Instructions to follow: Copy out each line below that has the word "name" in it.

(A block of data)
────────────────────

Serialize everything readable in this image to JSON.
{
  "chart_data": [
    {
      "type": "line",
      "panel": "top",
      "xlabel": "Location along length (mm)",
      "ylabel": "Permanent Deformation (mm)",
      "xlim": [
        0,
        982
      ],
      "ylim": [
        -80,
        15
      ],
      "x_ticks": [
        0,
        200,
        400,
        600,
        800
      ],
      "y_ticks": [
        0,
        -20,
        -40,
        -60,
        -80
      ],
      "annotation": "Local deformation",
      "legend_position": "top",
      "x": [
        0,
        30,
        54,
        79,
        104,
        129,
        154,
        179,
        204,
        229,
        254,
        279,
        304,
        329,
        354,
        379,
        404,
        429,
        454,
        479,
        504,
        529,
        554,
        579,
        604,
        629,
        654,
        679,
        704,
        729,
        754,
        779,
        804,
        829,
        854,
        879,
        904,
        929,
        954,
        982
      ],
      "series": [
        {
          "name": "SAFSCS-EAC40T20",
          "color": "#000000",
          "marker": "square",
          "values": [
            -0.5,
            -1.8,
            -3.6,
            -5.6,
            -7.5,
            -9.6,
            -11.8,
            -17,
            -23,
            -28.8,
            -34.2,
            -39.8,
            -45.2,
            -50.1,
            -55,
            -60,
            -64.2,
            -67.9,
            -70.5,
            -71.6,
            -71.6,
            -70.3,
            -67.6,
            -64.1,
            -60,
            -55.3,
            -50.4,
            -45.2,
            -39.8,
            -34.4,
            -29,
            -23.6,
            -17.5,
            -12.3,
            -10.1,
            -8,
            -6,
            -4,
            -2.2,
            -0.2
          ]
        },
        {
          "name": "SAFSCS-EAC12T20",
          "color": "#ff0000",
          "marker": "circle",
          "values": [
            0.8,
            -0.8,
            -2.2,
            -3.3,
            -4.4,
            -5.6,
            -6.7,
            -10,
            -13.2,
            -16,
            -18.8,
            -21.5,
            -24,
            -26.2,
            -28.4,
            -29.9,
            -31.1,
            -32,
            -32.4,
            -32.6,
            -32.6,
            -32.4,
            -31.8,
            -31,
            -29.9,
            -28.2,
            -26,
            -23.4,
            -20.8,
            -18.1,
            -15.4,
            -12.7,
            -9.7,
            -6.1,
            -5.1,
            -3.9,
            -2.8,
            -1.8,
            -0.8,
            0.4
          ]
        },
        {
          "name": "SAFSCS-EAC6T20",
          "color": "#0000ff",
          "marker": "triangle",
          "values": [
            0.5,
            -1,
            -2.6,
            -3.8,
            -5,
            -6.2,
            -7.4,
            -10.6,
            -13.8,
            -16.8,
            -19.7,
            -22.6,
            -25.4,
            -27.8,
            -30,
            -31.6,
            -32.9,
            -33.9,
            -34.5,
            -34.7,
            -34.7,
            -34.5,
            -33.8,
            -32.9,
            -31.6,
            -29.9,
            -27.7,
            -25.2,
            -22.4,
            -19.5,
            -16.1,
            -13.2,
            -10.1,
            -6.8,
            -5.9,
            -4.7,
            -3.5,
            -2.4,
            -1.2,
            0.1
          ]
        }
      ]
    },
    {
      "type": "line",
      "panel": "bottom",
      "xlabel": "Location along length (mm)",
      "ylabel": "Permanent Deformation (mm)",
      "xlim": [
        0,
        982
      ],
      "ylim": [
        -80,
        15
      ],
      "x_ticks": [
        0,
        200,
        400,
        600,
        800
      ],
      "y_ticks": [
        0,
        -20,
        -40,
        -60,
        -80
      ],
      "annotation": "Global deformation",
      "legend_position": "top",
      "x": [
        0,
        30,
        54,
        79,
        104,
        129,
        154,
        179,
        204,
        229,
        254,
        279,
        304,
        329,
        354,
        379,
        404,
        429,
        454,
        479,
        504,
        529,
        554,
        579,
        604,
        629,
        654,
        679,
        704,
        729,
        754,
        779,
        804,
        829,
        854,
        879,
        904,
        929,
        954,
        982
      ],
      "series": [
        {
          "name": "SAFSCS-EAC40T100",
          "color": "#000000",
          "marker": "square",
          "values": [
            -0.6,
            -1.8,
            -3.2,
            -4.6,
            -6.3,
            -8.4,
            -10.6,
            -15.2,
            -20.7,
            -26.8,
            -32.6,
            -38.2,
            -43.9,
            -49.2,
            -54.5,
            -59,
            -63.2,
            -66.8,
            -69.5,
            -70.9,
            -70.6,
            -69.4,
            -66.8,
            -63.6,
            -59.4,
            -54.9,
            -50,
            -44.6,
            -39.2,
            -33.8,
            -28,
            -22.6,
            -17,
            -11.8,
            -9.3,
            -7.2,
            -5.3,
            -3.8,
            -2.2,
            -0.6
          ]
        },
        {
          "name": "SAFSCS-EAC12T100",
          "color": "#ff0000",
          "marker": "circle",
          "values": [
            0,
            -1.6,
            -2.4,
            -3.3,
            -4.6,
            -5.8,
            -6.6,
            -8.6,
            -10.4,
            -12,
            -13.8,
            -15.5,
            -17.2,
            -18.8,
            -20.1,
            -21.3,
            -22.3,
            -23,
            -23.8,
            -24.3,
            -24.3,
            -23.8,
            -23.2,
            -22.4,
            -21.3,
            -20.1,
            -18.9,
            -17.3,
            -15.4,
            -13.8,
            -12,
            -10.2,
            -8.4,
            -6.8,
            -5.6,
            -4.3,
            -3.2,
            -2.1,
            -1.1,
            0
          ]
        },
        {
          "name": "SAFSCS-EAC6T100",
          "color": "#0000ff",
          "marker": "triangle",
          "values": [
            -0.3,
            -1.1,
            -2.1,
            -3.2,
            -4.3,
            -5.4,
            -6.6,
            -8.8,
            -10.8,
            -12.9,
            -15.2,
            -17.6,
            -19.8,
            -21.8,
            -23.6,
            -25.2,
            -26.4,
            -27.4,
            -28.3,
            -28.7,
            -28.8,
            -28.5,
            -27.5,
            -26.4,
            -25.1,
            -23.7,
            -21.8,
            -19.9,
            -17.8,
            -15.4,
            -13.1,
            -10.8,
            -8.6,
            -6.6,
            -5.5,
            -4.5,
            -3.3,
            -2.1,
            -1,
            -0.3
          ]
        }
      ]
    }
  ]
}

────────────────────

Full solution:
          "name": "SAFSCS-EAC40T20",
          "name": "SAFSCS-EAC12T20",
          "name": "SAFSCS-EAC6T20",
          "name": "SAFSCS-EAC40T100",
          "name": "SAFSCS-EAC12T100",
          "name": "SAFSCS-EAC6T100",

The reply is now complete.